■ **Problem to solve**: Leave out the pictures and transcribe the rest of the records exactly.

================================

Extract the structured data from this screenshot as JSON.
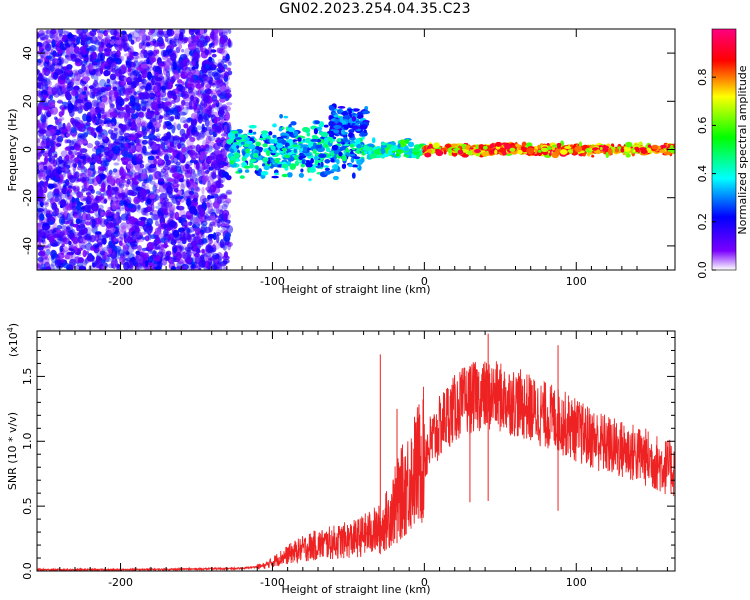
{
  "title": "GN02.2023.254.04.35.C23",
  "chart_data": [
    {
      "type": "heatmap",
      "xlabel": "Height of straight line (km)",
      "ylabel": "Frequency (Hz)",
      "xlim": [
        -255,
        165
      ],
      "ylim": [
        -50,
        50
      ],
      "x_ticks": [
        -200,
        -100,
        0,
        100
      ],
      "x_tick_labels": [
        "-200",
        "-100",
        "0",
        "100"
      ],
      "y_ticks": [
        -40,
        -20,
        0,
        20,
        40
      ],
      "y_tick_labels": [
        "-40",
        "-20",
        "0",
        "20",
        "40"
      ],
      "colorbar": {
        "label": "Normalized spectral amplitude",
        "range": [
          0.0,
          1.0
        ],
        "ticks": [
          0.0,
          0.2,
          0.4,
          0.6,
          0.8
        ],
        "tick_labels": [
          "0.0",
          "0.2",
          "0.4",
          "0.6",
          "0.8"
        ],
        "colormap": [
          "#ffffff",
          "#7a00ff",
          "#0000ff",
          "#00ffff",
          "#00ff00",
          "#ffff00",
          "#ff0000",
          "#ff0080"
        ]
      },
      "regions": [
        {
          "x_range": [
            -255,
            -128
          ],
          "freq_range": [
            -50,
            50
          ],
          "amplitude": [
            0.05,
            0.25
          ]
        },
        {
          "x_range": [
            -128,
            -40
          ],
          "freq_center": 0,
          "freq_spread": 10,
          "amplitude": [
            0.2,
            0.5
          ]
        },
        {
          "x_range": [
            -62,
            -38
          ],
          "freq_center": 12,
          "freq_spread": 6,
          "amplitude": [
            0.15,
            0.35
          ]
        },
        {
          "x_range": [
            -40,
            0
          ],
          "freq_center": 0,
          "freq_spread": 3,
          "amplitude": [
            0.3,
            0.6
          ]
        },
        {
          "x_range": [
            0,
            165
          ],
          "freq_center": 0,
          "freq_spread": 2,
          "amplitude": [
            0.6,
            0.95
          ]
        }
      ]
    },
    {
      "type": "line",
      "xlabel": "Height of straight line (km)",
      "ylabel": "SNR (10 * v/v)",
      "scale_label": "(x10",
      "scale_exp": "4",
      "scale_close": ")",
      "xlim": [
        -255,
        165
      ],
      "ylim": [
        0,
        1.85
      ],
      "x_ticks": [
        -200,
        -100,
        0,
        100
      ],
      "x_tick_labels": [
        "-200",
        "-100",
        "0",
        "100"
      ],
      "y_ticks": [
        0.0,
        0.5,
        1.0,
        1.5
      ],
      "y_tick_labels": [
        "0.0",
        "0.5",
        "1.0",
        "1.5"
      ],
      "series": [
        {
          "color": "#ee2222",
          "x": [
            -255,
            -200,
            -150,
            -120,
            -105,
            -95,
            -85,
            -75,
            -65,
            -55,
            -45,
            -35,
            -28,
            -22,
            -15,
            -5,
            5,
            15,
            25,
            35,
            45,
            55,
            65,
            75,
            85,
            95,
            105,
            115,
            125,
            135,
            145,
            155,
            165
          ],
          "values": [
            0.01,
            0.01,
            0.015,
            0.02,
            0.04,
            0.1,
            0.15,
            0.19,
            0.21,
            0.23,
            0.25,
            0.3,
            0.33,
            0.45,
            0.6,
            0.8,
            1.0,
            1.2,
            1.3,
            1.35,
            1.35,
            1.32,
            1.28,
            1.22,
            1.18,
            1.12,
            1.05,
            1.0,
            0.95,
            0.92,
            0.88,
            0.82,
            0.78
          ]
        }
      ],
      "peaks": [
        {
          "x": -29,
          "y": 1.67
        },
        {
          "x": 42,
          "y": 1.83
        },
        {
          "x": 88,
          "y": 1.74
        },
        {
          "x": -18,
          "y": 1.25
        },
        {
          "x": 30,
          "y": 1.58
        }
      ]
    }
  ]
}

================================

■ **Exercise result**:
Extract the structured data from this screenshot as JSON.
{
  "title": "GN02.2023.254.04.35.C23",
  "chart_data": [
    {
      "type": "heatmap",
      "xlabel": "Height of straight line (km)",
      "ylabel": "Frequency (Hz)",
      "xlim": [
        -255,
        165
      ],
      "ylim": [
        -50,
        50
      ],
      "x_ticks": [
        -200,
        -100,
        0,
        100
      ],
      "x_tick_labels": [
        "-200",
        "-100",
        "0",
        "100"
      ],
      "y_ticks": [
        -40,
        -20,
        0,
        20,
        40
      ],
      "y_tick_labels": [
        "-40",
        "-20",
        "0",
        "20",
        "40"
      ],
      "colorbar": {
        "label": "Normalized spectral amplitude",
        "range": [
          0.0,
          1.0
        ],
        "ticks": [
          0.0,
          0.2,
          0.4,
          0.6,
          0.8
        ],
        "tick_labels": [
          "0.0",
          "0.2",
          "0.4",
          "0.6",
          "0.8"
        ],
        "colormap": [
          "#ffffff",
          "#7a00ff",
          "#0000ff",
          "#00ffff",
          "#00ff00",
          "#ffff00",
          "#ff0000",
          "#ff0080"
        ]
      },
      "regions": [
        {
          "x_range": [
            -255,
            -128
          ],
          "freq_range": [
            -50,
            50
          ],
          "amplitude": [
            0.05,
            0.25
          ]
        },
        {
          "x_range": [
            -128,
            -40
          ],
          "freq_center": 0,
          "freq_spread": 10,
          "amplitude": [
            0.2,
            0.5
          ]
        },
        {
          "x_range": [
            -62,
            -38
          ],
          "freq_center": 12,
          "freq_spread": 6,
          "amplitude": [
            0.15,
            0.35
          ]
        },
        {
          "x_range": [
            -40,
            0
          ],
          "freq_center": 0,
          "freq_spread": 3,
          "amplitude": [
            0.3,
            0.6
          ]
        },
        {
          "x_range": [
            0,
            165
          ],
          "freq_center": 0,
          "freq_spread": 2,
          "amplitude": [
            0.6,
            0.95
          ]
        }
      ]
    },
    {
      "type": "line",
      "xlabel": "Height of straight line (km)",
      "ylabel": "SNR (10 * v/v)",
      "scale_label": "(x10",
      "scale_exp": "4",
      "scale_close": ")",
      "xlim": [
        -255,
        165
      ],
      "ylim": [
        0,
        1.85
      ],
      "x_ticks": [
        -200,
        -100,
        0,
        100
      ],
      "x_tick_labels": [
        "-200",
        "-100",
        "0",
        "100"
      ],
      "y_ticks": [
        0.0,
        0.5,
        1.0,
        1.5
      ],
      "y_tick_labels": [
        "0.0",
        "0.5",
        "1.0",
        "1.5"
      ],
      "series": [
        {
          "color": "#ee2222",
          "x": [
            -255,
            -200,
            -150,
            -120,
            -105,
            -95,
            -85,
            -75,
            -65,
            -55,
            -45,
            -35,
            -28,
            -22,
            -15,
            -5,
            5,
            15,
            25,
            35,
            45,
            55,
            65,
            75,
            85,
            95,
            105,
            115,
            125,
            135,
            145,
            155,
            165
          ],
          "values": [
            0.01,
            0.01,
            0.015,
            0.02,
            0.04,
            0.1,
            0.15,
            0.19,
            0.21,
            0.23,
            0.25,
            0.3,
            0.33,
            0.45,
            0.6,
            0.8,
            1.0,
            1.2,
            1.3,
            1.35,
            1.35,
            1.32,
            1.28,
            1.22,
            1.18,
            1.12,
            1.05,
            1.0,
            0.95,
            0.92,
            0.88,
            0.82,
            0.78
          ]
        }
      ],
      "peaks": [
        {
          "x": -29,
          "y": 1.67
        },
        {
          "x": 42,
          "y": 1.83
        },
        {
          "x": 88,
          "y": 1.74
        },
        {
          "x": -18,
          "y": 1.25
        },
        {
          "x": 30,
          "y": 1.58
        }
      ]
    }
  ]
}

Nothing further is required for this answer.